— START Materials provided —

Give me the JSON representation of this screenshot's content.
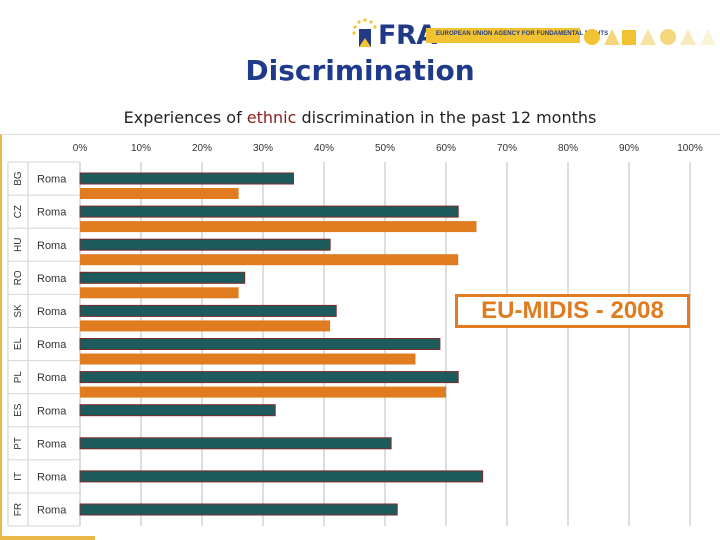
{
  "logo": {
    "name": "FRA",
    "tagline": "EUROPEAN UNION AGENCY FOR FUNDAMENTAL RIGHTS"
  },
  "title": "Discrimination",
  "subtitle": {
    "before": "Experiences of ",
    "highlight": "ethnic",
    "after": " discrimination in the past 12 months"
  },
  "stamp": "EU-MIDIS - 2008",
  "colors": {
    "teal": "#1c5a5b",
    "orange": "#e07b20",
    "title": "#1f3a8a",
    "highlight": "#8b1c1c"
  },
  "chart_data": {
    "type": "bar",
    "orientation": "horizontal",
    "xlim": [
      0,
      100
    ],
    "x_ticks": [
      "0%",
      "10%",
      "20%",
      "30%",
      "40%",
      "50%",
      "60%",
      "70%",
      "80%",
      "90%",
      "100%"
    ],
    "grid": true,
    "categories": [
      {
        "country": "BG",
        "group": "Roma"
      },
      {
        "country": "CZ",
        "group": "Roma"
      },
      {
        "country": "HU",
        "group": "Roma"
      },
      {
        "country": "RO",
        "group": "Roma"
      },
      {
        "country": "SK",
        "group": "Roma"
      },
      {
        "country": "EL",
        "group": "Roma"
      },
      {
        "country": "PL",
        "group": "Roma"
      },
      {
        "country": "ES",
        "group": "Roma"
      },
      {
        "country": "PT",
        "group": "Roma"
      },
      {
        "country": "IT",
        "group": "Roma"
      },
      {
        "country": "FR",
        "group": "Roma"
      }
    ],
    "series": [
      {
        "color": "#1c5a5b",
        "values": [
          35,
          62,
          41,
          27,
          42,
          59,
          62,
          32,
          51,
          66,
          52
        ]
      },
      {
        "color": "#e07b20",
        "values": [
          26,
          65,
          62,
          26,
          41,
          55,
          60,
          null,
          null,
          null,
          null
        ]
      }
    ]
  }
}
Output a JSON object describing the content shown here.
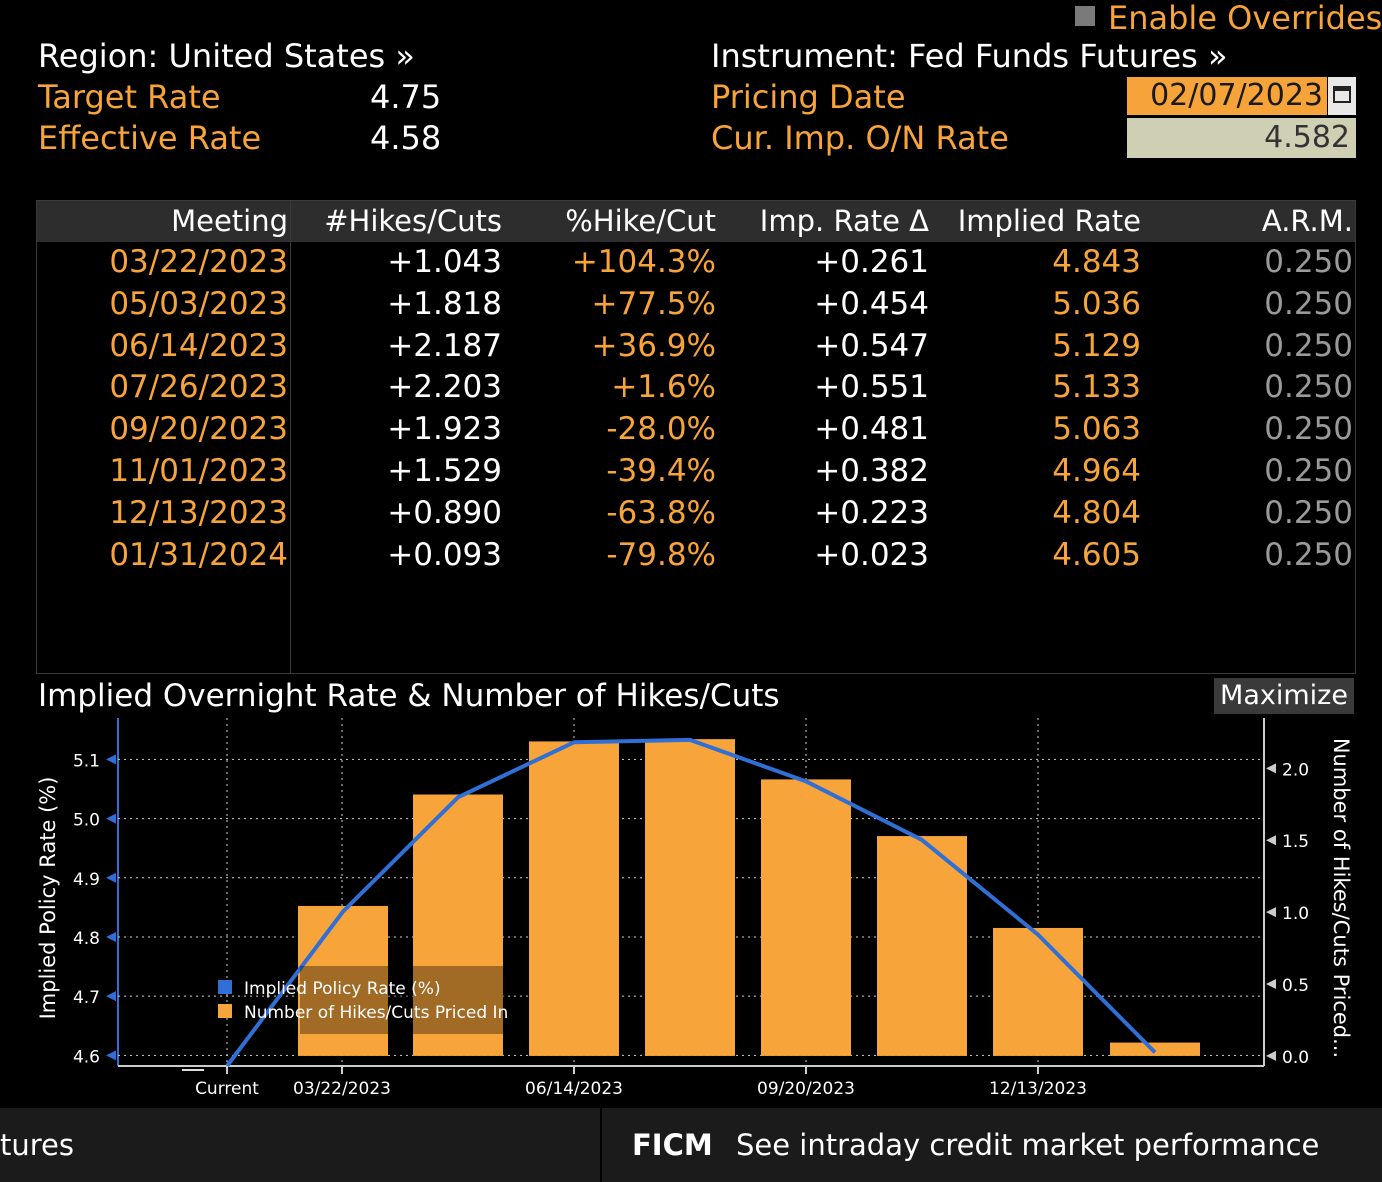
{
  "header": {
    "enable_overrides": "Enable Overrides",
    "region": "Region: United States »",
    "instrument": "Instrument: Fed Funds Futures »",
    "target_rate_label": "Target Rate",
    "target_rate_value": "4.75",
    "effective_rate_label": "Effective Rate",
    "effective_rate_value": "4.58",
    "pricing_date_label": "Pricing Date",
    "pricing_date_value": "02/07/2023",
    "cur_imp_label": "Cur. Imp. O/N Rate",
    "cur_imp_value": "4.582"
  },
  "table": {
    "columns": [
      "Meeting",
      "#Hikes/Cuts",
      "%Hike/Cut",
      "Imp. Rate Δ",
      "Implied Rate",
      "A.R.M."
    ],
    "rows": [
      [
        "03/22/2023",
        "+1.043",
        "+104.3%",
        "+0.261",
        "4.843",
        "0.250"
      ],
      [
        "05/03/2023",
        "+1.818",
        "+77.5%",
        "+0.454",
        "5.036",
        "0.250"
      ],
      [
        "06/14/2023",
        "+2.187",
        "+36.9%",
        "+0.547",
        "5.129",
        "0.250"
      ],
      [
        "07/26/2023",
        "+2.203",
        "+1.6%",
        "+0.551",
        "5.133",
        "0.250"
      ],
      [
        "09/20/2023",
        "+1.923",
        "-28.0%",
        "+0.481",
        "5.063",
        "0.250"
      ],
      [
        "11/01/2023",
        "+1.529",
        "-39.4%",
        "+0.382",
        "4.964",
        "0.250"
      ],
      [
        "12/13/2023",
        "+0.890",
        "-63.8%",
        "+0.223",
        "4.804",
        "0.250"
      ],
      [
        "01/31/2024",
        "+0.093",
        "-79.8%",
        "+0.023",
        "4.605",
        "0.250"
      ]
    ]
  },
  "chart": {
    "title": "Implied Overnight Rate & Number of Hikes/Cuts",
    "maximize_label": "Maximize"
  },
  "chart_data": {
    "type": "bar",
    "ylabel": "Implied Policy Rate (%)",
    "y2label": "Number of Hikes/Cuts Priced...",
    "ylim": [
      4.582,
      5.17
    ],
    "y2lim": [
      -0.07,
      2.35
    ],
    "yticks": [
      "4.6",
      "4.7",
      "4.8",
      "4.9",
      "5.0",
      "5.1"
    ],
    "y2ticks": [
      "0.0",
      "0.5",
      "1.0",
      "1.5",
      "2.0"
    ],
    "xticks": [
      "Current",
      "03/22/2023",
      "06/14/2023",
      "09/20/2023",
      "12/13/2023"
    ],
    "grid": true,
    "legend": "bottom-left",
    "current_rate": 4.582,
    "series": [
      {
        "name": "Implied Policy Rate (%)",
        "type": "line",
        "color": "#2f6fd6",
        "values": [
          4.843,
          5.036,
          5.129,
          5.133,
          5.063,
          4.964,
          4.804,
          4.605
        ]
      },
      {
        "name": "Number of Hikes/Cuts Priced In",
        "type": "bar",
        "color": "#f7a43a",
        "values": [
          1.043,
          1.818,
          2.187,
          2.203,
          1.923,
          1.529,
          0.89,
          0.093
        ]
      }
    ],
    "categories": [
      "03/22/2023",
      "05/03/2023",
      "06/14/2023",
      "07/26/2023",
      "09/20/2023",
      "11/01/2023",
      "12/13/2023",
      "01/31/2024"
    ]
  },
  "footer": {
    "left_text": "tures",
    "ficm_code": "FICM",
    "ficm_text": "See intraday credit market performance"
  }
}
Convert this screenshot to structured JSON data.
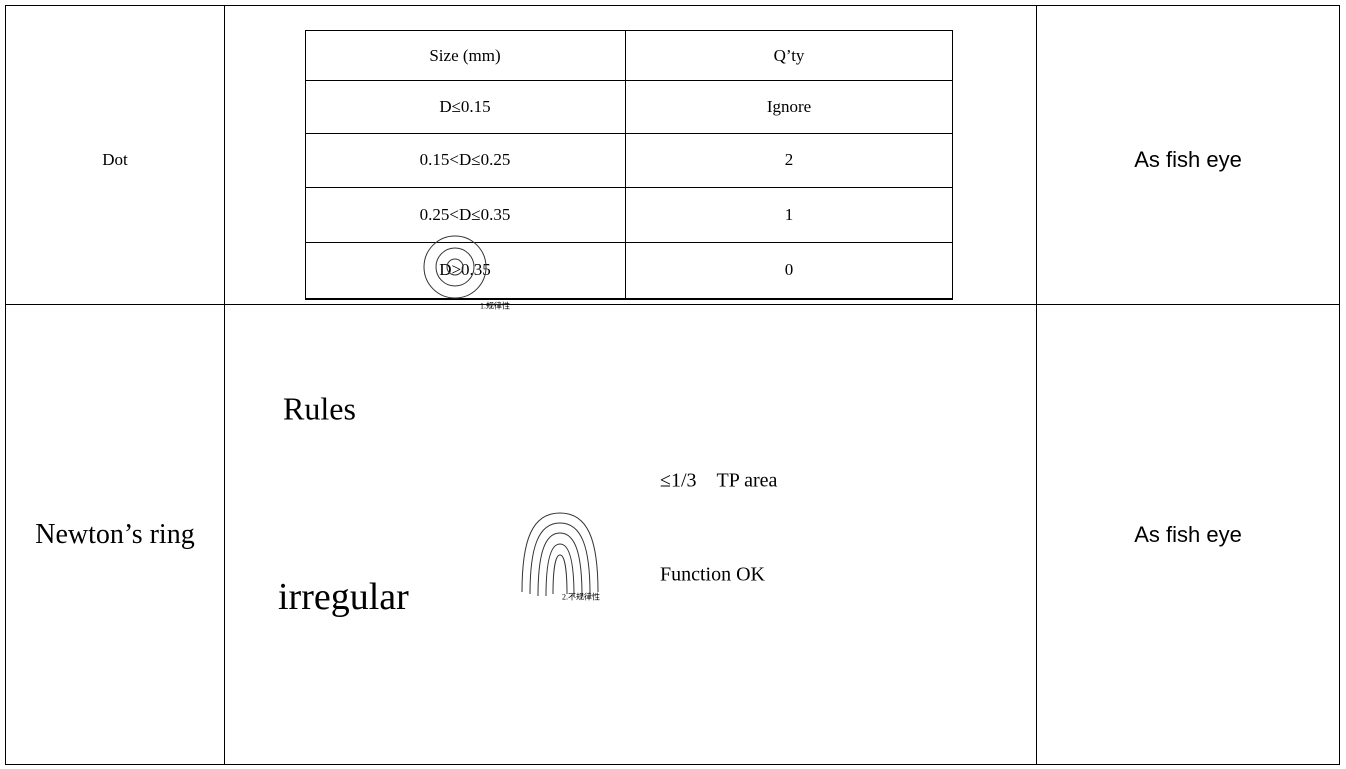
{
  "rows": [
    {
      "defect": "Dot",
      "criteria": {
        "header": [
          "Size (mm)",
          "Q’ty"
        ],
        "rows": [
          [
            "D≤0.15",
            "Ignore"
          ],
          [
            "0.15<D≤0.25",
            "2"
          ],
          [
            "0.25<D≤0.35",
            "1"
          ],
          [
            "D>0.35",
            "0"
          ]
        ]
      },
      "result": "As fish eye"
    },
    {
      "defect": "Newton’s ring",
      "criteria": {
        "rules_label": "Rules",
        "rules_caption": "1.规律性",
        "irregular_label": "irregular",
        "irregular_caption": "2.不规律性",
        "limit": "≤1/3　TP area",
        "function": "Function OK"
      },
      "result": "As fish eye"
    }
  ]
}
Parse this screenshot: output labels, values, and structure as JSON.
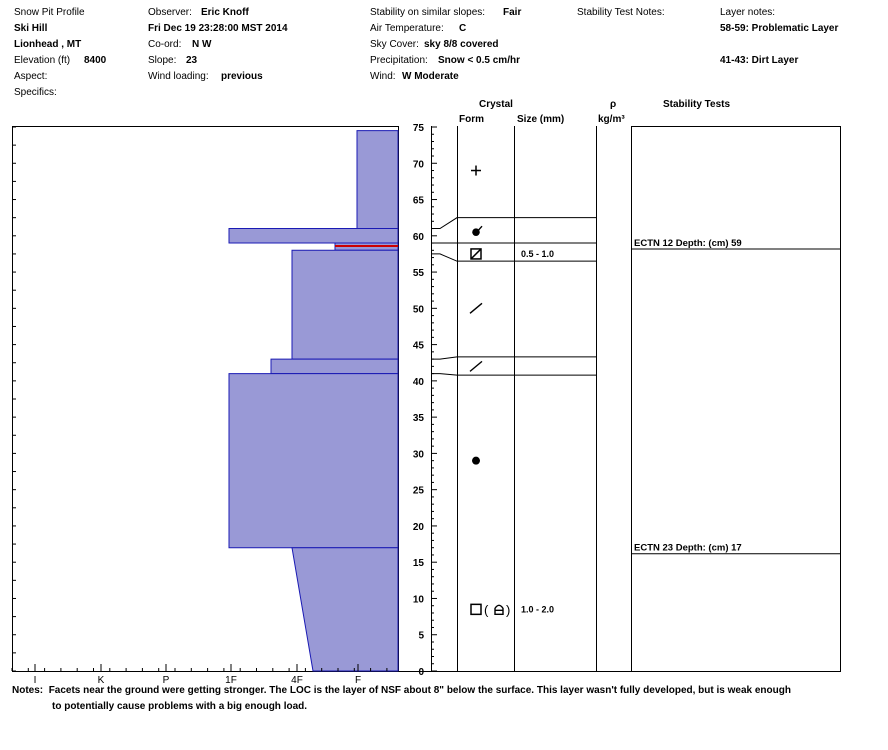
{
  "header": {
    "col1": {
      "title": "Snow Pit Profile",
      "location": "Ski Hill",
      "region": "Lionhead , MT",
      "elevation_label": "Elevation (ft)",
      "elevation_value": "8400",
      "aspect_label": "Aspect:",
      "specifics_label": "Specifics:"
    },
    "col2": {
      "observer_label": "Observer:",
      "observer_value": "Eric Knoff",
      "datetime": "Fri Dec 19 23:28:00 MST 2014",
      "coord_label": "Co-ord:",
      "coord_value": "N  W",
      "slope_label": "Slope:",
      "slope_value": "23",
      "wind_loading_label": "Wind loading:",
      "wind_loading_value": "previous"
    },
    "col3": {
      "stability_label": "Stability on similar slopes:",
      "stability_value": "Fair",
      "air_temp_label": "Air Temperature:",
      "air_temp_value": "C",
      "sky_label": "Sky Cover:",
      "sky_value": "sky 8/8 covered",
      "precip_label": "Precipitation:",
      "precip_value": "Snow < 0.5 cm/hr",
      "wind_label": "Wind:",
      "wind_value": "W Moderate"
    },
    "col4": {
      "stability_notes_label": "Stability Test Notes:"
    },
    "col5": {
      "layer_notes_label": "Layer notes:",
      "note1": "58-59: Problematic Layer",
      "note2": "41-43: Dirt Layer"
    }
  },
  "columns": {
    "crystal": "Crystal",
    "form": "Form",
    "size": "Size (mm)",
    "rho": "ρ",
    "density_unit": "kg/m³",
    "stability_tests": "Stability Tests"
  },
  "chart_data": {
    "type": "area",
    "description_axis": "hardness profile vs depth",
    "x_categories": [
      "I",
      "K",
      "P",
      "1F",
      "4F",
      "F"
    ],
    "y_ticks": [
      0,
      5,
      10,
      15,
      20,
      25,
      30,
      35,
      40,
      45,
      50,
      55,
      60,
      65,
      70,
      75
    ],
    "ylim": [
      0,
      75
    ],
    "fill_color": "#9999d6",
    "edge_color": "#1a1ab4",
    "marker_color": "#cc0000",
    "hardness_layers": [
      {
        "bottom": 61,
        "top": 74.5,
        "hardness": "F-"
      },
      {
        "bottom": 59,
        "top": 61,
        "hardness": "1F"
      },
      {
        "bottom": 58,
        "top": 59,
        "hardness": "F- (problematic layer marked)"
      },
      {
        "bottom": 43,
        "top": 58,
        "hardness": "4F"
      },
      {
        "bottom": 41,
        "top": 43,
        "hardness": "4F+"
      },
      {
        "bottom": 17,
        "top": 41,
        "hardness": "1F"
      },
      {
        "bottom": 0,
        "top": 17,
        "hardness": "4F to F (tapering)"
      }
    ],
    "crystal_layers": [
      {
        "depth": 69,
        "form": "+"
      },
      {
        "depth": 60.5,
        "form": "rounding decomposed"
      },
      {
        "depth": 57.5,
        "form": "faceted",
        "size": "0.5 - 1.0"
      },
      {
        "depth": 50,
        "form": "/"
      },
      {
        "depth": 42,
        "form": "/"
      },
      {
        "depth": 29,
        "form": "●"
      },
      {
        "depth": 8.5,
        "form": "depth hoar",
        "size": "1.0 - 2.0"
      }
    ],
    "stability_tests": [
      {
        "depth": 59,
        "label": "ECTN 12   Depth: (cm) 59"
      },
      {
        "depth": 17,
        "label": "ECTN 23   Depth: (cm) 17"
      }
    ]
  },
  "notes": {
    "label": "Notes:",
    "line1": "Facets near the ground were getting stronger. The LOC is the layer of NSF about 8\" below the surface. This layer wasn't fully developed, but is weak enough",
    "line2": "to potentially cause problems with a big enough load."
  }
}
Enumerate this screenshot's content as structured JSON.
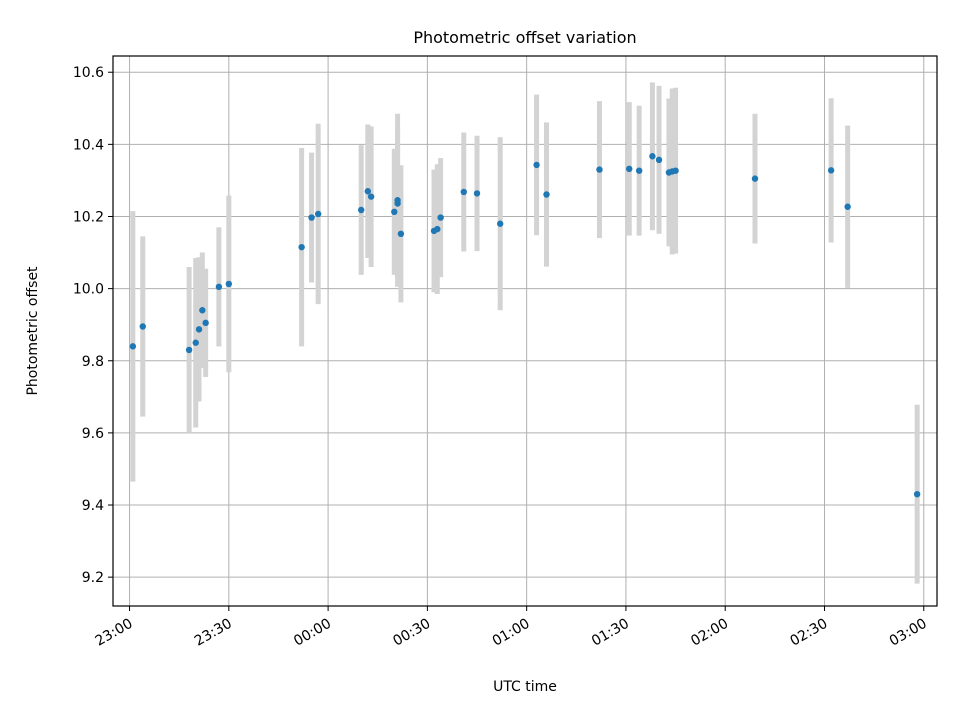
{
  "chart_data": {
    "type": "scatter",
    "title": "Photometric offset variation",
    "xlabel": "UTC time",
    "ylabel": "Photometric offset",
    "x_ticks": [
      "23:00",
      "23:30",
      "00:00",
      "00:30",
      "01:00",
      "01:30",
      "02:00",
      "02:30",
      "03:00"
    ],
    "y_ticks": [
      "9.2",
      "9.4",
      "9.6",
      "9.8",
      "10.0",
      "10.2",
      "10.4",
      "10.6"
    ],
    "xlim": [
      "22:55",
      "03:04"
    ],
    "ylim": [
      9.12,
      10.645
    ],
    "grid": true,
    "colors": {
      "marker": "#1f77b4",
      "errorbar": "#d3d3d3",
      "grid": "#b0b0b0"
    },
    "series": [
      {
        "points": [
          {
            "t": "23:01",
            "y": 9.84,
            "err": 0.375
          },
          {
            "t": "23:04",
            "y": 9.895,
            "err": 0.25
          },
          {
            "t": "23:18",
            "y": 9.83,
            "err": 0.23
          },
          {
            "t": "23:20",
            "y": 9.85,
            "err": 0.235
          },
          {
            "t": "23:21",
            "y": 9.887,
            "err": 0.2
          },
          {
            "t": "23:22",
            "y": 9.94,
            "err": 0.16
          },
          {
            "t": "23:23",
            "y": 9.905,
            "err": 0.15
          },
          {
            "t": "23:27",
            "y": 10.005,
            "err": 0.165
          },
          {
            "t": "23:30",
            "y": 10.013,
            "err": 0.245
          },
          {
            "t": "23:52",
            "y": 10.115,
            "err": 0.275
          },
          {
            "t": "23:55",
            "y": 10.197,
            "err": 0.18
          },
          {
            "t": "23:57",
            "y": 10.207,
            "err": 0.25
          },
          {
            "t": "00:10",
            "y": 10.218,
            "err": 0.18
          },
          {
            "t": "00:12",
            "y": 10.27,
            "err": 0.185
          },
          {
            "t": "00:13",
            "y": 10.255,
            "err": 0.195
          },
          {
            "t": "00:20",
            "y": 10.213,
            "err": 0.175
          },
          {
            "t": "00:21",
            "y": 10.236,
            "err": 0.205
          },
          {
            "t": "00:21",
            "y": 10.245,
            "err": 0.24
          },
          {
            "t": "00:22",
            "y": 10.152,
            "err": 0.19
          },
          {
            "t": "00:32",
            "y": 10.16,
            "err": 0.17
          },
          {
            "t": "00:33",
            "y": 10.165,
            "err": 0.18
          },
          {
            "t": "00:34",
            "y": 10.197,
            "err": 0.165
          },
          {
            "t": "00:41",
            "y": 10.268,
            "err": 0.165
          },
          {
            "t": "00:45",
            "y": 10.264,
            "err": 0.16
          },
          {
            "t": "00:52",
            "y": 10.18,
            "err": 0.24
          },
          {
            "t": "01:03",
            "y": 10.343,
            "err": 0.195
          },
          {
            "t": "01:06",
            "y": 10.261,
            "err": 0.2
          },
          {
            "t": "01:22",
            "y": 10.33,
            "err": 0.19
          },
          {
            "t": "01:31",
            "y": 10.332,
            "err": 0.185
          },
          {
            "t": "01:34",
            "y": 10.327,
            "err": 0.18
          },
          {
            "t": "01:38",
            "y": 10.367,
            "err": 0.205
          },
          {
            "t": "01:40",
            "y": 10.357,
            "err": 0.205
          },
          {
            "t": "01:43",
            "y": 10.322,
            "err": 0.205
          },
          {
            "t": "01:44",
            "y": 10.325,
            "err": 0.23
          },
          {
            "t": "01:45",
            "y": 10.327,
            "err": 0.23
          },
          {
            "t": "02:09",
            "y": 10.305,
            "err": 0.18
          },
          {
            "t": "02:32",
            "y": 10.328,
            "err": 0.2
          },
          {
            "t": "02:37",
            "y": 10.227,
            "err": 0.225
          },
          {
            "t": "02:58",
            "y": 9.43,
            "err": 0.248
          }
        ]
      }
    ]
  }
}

— END Materials provided —

Challenge -
Pull every line containing "Number" out of the records.

The solution -
    "title": "Implied Overnight Rate & Number of Hikes/Cuts",
    "y2label": "Number of Hikes/Cuts Priced...",
        "name": "Number of Hikes/Cuts Priced In",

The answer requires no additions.